* RECORDS SHOWN
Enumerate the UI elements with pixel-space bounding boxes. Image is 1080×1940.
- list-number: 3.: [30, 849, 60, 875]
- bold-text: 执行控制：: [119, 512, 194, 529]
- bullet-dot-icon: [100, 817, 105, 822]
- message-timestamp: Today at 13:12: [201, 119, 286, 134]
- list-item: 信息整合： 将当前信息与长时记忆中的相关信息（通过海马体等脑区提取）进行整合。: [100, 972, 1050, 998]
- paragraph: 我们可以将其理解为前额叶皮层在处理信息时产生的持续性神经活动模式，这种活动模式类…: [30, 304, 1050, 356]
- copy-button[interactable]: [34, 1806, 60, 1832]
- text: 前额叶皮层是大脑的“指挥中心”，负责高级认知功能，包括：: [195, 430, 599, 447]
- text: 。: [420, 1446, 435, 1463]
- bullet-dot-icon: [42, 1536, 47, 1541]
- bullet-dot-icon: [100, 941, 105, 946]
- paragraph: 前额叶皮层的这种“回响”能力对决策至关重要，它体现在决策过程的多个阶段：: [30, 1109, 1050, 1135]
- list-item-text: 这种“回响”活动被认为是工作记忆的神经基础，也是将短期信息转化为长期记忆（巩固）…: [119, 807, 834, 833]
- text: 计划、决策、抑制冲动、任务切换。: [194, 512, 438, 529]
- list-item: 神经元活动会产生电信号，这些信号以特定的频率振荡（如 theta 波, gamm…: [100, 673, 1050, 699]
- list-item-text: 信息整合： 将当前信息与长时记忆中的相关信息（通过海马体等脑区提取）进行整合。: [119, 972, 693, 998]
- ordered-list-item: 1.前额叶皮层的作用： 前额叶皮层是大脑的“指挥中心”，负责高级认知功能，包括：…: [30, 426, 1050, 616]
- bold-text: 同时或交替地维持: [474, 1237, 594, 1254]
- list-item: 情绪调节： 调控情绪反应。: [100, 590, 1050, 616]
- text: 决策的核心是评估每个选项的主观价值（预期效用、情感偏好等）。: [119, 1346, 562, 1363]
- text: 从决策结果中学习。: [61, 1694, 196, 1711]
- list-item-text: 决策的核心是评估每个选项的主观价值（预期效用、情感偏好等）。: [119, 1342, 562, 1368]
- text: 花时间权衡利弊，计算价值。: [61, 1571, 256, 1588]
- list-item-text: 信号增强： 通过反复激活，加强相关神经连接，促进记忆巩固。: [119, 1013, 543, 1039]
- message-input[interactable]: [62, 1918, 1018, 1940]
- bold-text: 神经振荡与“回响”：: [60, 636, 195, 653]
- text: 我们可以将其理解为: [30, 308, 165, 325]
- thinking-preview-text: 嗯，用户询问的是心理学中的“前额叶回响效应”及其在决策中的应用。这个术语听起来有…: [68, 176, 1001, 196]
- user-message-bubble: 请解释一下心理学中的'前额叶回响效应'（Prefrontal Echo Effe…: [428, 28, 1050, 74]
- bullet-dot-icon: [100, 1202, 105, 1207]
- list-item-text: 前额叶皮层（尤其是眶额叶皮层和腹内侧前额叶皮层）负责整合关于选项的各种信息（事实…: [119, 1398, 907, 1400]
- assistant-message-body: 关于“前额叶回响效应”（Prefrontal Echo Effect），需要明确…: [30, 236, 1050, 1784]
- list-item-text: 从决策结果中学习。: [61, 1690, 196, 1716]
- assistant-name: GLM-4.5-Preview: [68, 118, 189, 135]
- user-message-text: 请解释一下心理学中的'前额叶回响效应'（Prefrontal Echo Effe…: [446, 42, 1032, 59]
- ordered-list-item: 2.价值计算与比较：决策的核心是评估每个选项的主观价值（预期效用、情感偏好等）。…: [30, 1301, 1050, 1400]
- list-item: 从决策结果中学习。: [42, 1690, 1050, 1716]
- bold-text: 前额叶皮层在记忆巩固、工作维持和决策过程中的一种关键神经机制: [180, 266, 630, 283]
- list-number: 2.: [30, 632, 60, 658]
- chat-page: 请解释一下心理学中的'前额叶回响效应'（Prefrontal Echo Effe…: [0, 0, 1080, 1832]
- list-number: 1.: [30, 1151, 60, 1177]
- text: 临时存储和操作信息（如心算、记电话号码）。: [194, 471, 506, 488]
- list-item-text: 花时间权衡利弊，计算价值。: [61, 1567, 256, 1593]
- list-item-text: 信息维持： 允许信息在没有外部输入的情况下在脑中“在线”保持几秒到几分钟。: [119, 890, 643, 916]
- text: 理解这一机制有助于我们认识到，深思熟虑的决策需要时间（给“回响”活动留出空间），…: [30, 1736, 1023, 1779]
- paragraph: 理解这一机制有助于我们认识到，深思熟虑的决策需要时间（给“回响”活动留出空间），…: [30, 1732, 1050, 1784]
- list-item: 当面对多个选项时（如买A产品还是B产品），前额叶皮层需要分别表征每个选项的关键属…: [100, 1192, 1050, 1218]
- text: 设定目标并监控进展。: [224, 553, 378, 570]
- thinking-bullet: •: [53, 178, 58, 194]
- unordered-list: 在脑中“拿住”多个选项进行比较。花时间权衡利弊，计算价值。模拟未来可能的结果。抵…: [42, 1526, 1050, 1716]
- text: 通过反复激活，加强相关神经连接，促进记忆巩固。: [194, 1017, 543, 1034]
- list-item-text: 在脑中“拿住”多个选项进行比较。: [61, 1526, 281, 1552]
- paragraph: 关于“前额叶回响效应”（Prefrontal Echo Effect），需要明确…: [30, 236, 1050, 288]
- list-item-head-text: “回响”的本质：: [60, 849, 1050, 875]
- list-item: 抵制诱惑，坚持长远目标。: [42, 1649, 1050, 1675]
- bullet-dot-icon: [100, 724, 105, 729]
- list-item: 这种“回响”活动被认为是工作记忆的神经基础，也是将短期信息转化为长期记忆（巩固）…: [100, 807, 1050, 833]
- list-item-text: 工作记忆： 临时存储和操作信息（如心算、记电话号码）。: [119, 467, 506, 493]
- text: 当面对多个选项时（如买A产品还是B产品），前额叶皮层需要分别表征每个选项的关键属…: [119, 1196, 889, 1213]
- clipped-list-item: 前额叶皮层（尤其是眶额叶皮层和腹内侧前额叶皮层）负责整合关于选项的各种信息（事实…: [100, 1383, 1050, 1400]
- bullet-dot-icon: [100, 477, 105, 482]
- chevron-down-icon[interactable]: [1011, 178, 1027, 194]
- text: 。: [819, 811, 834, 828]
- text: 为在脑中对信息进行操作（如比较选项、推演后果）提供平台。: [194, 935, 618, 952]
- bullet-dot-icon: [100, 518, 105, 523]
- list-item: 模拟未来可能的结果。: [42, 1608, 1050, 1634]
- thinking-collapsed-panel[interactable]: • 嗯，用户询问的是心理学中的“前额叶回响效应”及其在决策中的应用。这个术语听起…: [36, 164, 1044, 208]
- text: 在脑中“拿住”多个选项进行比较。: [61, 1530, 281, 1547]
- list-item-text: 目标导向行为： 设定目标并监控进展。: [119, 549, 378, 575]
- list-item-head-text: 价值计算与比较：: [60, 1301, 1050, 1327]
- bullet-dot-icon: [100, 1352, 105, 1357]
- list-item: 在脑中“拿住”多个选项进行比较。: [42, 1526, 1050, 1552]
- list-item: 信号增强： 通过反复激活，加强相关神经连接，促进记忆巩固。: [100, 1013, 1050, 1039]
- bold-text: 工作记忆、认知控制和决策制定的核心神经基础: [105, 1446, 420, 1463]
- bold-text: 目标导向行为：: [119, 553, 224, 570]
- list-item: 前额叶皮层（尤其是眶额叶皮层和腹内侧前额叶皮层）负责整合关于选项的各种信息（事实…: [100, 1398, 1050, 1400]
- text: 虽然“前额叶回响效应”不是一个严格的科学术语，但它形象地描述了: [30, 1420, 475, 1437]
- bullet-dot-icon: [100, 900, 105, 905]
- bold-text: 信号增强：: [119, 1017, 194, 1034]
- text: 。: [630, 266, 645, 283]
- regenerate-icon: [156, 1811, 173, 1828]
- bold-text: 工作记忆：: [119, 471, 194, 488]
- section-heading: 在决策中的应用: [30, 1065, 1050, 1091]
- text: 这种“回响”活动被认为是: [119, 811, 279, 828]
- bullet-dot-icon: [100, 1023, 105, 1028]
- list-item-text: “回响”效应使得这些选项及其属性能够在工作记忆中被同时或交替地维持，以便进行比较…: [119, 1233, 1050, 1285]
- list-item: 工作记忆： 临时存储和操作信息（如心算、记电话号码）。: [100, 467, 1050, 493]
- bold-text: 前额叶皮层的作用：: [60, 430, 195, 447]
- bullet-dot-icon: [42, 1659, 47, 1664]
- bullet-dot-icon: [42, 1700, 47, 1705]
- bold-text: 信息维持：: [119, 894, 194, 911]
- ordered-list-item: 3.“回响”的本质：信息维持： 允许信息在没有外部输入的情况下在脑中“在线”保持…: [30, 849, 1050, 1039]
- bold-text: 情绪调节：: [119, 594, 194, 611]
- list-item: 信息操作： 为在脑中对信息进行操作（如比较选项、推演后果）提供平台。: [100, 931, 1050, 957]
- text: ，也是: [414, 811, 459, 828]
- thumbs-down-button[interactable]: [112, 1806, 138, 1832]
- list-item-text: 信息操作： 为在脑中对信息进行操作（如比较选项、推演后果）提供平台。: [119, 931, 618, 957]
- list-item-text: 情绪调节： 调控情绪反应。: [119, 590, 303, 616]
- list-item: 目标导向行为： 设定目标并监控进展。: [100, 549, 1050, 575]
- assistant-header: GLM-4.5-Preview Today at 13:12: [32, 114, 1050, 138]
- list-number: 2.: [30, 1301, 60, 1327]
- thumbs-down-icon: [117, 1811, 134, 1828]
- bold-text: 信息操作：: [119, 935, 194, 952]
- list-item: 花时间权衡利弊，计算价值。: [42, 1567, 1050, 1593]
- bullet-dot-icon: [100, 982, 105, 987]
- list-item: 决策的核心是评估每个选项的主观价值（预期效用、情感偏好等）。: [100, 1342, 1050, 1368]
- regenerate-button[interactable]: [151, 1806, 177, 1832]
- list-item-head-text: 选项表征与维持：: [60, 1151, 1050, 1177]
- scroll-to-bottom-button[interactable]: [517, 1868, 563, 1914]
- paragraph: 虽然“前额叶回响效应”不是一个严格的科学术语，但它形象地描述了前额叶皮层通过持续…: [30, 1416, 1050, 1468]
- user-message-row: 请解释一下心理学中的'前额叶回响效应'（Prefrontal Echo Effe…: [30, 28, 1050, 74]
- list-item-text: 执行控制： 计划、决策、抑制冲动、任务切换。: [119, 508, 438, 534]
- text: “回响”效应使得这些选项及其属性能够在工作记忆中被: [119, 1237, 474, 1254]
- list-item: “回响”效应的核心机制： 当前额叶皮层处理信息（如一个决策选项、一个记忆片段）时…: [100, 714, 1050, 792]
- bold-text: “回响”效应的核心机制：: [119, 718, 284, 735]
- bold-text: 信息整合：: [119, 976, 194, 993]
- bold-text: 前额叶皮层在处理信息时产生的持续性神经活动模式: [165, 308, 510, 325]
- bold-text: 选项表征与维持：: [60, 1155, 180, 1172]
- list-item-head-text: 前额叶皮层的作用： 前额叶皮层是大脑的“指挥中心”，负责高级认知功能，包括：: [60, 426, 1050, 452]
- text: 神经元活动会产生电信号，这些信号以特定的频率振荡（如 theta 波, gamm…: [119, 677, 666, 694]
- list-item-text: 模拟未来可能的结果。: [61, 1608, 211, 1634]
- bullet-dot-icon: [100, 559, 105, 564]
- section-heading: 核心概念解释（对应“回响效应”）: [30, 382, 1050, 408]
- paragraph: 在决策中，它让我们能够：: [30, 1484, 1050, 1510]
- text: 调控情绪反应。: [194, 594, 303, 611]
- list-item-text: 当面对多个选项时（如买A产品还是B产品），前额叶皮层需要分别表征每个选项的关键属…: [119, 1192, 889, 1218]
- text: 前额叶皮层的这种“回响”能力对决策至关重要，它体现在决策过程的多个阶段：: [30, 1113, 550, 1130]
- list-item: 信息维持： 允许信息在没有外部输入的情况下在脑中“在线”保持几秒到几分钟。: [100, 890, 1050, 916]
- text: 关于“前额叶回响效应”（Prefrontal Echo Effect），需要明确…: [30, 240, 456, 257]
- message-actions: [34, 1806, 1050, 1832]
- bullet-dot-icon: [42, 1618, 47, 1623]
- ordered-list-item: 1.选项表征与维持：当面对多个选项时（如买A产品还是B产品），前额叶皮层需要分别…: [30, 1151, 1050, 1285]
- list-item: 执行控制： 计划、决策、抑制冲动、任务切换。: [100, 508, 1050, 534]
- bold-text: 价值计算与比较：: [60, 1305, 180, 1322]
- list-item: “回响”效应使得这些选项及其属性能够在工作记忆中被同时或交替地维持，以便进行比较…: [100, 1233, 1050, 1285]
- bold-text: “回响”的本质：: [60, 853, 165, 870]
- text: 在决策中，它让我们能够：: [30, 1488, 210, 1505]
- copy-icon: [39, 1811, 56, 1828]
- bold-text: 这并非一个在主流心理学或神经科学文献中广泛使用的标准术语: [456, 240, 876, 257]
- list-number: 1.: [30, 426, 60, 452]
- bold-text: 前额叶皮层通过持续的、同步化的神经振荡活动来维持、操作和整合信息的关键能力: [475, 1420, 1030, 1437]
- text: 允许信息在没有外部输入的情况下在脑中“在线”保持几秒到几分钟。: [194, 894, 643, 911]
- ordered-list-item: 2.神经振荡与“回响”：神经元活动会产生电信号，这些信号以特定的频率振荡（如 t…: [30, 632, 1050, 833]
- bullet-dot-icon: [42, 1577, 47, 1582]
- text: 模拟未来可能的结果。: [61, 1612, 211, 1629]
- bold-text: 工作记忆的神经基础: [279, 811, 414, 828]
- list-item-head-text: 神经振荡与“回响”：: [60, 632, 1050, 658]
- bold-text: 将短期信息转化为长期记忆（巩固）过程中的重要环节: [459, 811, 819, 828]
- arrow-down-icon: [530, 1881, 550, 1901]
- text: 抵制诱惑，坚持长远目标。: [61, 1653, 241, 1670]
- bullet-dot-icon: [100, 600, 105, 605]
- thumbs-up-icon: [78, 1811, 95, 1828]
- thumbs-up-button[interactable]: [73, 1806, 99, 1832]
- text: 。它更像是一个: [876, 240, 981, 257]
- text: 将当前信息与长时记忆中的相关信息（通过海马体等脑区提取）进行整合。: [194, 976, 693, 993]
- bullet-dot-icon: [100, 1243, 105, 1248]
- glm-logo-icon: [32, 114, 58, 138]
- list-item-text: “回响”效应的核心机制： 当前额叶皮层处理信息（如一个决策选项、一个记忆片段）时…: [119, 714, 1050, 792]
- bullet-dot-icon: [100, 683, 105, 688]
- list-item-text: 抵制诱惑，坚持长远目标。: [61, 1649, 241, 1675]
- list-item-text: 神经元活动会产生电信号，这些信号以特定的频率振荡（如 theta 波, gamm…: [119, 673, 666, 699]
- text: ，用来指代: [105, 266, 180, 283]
...
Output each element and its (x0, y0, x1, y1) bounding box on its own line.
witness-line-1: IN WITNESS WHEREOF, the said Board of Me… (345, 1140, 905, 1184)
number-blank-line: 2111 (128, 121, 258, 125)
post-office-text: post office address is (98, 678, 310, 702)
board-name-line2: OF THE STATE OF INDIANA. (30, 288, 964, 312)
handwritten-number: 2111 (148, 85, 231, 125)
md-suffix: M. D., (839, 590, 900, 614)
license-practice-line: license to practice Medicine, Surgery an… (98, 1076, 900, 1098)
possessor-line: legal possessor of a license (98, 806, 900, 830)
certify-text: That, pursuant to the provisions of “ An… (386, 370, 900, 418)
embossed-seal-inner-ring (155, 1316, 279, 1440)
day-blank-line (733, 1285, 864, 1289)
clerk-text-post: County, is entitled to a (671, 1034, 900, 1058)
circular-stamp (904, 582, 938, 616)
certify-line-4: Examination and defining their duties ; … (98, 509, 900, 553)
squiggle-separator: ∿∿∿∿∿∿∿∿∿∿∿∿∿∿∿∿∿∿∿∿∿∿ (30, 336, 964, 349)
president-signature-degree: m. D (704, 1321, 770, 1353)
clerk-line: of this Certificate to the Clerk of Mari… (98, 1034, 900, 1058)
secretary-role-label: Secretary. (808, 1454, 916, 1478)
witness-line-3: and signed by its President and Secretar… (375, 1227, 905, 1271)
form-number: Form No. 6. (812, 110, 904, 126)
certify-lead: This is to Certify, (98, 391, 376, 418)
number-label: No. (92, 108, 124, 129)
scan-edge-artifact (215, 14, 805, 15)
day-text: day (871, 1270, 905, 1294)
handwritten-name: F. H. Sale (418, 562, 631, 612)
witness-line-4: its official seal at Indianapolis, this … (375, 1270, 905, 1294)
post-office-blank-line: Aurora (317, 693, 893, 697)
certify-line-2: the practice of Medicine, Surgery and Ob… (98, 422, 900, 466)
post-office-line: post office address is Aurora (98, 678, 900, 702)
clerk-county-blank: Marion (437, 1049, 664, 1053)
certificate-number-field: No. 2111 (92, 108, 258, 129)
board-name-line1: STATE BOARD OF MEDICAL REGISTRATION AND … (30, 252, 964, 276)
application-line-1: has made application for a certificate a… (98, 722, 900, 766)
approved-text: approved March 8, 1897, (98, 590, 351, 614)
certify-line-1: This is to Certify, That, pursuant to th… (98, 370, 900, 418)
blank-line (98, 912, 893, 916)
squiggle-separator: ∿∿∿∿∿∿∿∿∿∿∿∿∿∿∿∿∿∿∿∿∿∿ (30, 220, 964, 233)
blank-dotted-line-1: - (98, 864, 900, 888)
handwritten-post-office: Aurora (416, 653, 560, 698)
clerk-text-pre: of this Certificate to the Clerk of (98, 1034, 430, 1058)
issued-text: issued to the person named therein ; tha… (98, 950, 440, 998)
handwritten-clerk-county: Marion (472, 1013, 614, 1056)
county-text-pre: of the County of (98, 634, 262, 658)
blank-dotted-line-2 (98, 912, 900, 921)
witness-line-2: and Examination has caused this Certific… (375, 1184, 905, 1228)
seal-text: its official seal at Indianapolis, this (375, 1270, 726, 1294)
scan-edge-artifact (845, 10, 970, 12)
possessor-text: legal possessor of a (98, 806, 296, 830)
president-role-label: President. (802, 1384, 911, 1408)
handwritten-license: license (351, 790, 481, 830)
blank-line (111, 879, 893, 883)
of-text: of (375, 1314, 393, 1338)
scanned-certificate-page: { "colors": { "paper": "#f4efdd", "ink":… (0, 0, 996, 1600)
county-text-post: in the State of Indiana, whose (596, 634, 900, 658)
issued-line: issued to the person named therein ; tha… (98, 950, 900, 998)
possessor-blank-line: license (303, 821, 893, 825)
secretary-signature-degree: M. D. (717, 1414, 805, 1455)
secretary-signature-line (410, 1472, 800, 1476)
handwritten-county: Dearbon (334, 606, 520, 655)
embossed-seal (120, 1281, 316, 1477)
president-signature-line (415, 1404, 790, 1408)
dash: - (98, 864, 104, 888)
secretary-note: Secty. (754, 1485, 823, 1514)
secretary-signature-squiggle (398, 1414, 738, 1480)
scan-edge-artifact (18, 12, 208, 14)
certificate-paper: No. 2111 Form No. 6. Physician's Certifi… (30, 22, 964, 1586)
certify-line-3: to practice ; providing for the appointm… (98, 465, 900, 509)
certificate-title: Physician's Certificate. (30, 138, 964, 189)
==
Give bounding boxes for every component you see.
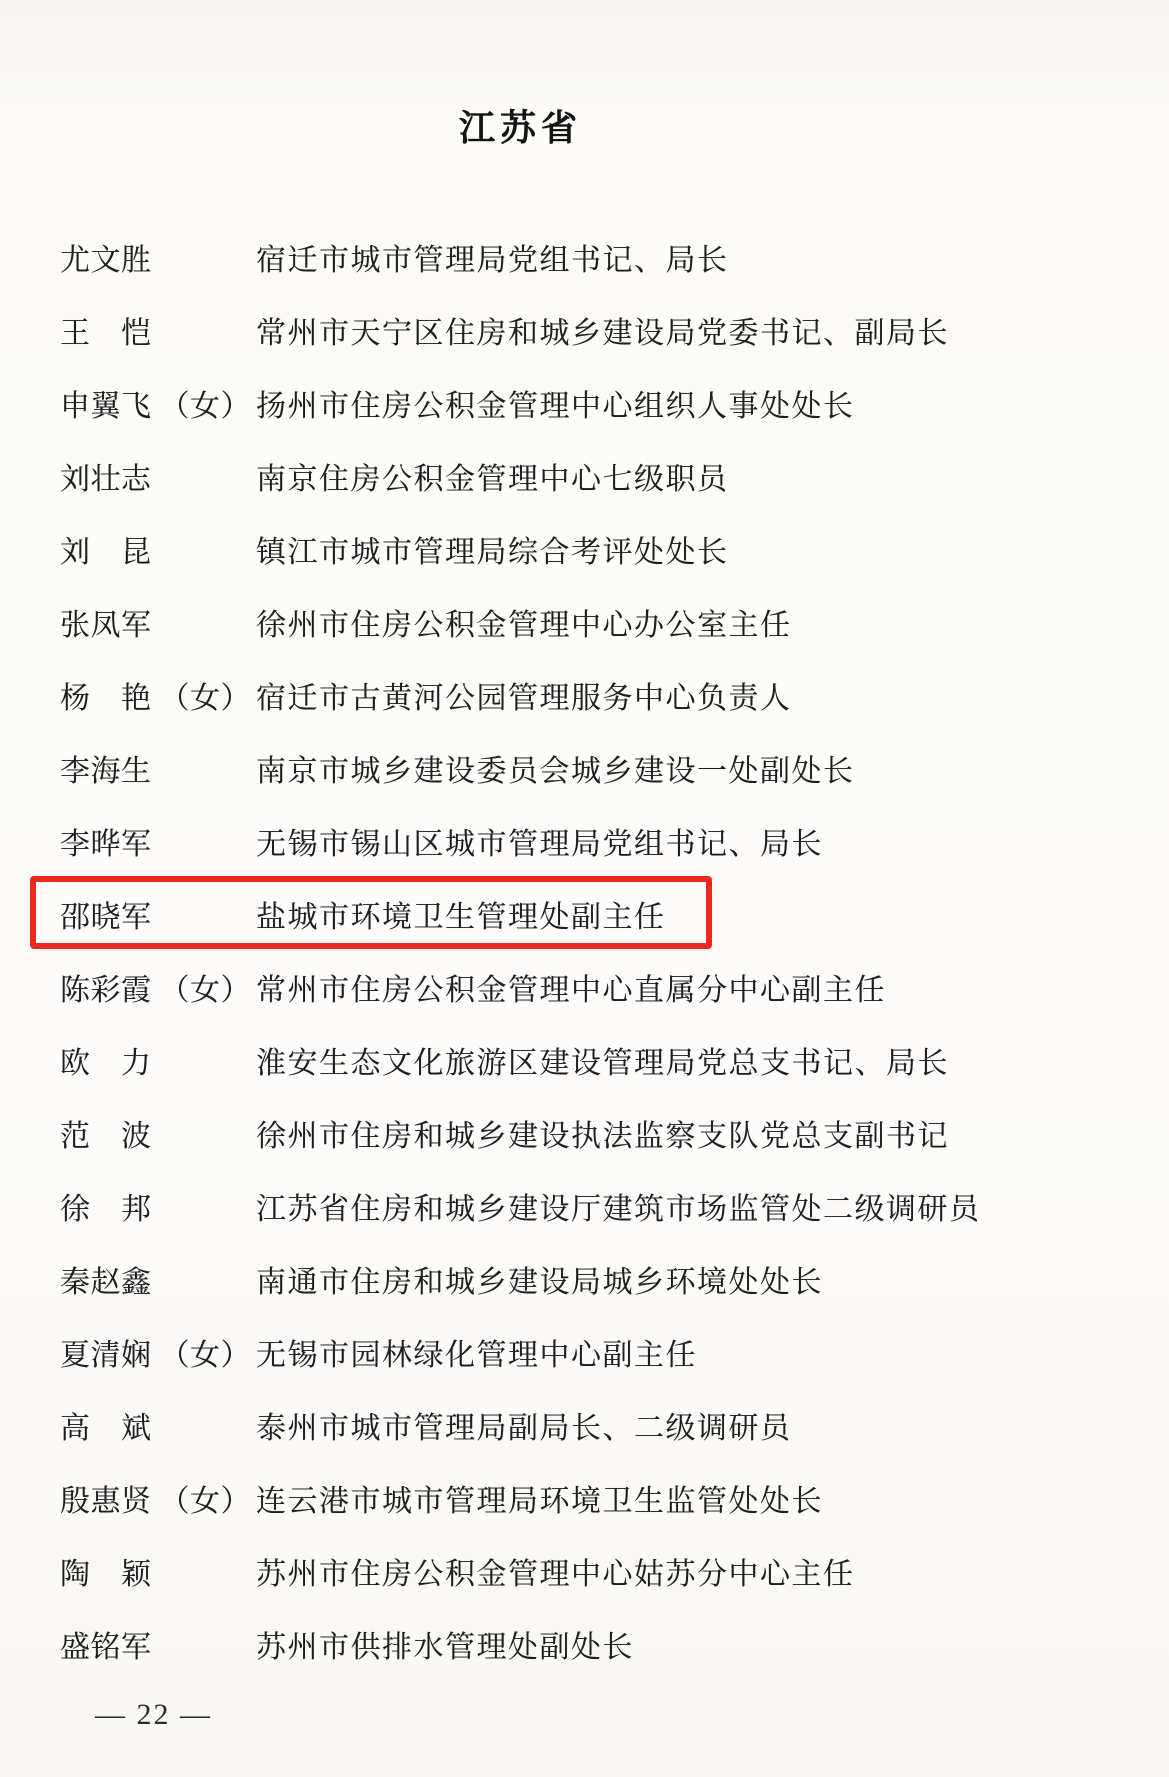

* AIM OF THE EXERCISE
In the records from the line with "Enumerate the UI" to the line with "- list-item: 情绪调节：", switch "bullet-dot-icon" to "bullet-marker-icon" and write those lines out again with nothing else altered.

* THE REPLY
Enumerate the UI elements with pixel-space bounding boxes. Image is 1080×1940.
- list-number: 3.: [30, 849, 60, 875]
- bold-text: 执行控制：: [119, 512, 194, 529]
- bullet-marker-icon: [100, 817, 105, 822]
- message-timestamp: Today at 13:12: [201, 119, 286, 134]
- list-item: 信息整合： 将当前信息与长时记忆中的相关信息（通过海马体等脑区提取）进行整合。: [100, 972, 1050, 998]
- paragraph: 我们可以将其理解为前额叶皮层在处理信息时产生的持续性神经活动模式，这种活动模式类…: [30, 304, 1050, 356]
- copy-button[interactable]: [34, 1806, 60, 1832]
- text: 前额叶皮层是大脑的“指挥中心”，负责高级认知功能，包括：: [195, 430, 599, 447]
- text: 。: [420, 1446, 435, 1463]
- bullet-marker-icon: [42, 1536, 47, 1541]
- bullet-marker-icon: [100, 941, 105, 946]
- paragraph: 前额叶皮层的这种“回响”能力对决策至关重要，它体现在决策过程的多个阶段：: [30, 1109, 1050, 1135]
- list-item-text: 这种“回响”活动被认为是工作记忆的神经基础，也是将短期信息转化为长期记忆（巩固）…: [119, 807, 834, 833]
- text: 计划、决策、抑制冲动、任务切换。: [194, 512, 438, 529]
- list-item: 神经元活动会产生电信号，这些信号以特定的频率振荡（如 theta 波, gamm…: [100, 673, 1050, 699]
- list-item-text: 信息整合： 将当前信息与长时记忆中的相关信息（通过海马体等脑区提取）进行整合。: [119, 972, 693, 998]
- ordered-list-item: 1.前额叶皮层的作用： 前额叶皮层是大脑的“指挥中心”，负责高级认知功能，包括：…: [30, 426, 1050, 616]
- bold-text: 同时或交替地维持: [474, 1237, 594, 1254]
- list-item: 情绪调节： 调控情绪反应。: [100, 590, 1050, 616]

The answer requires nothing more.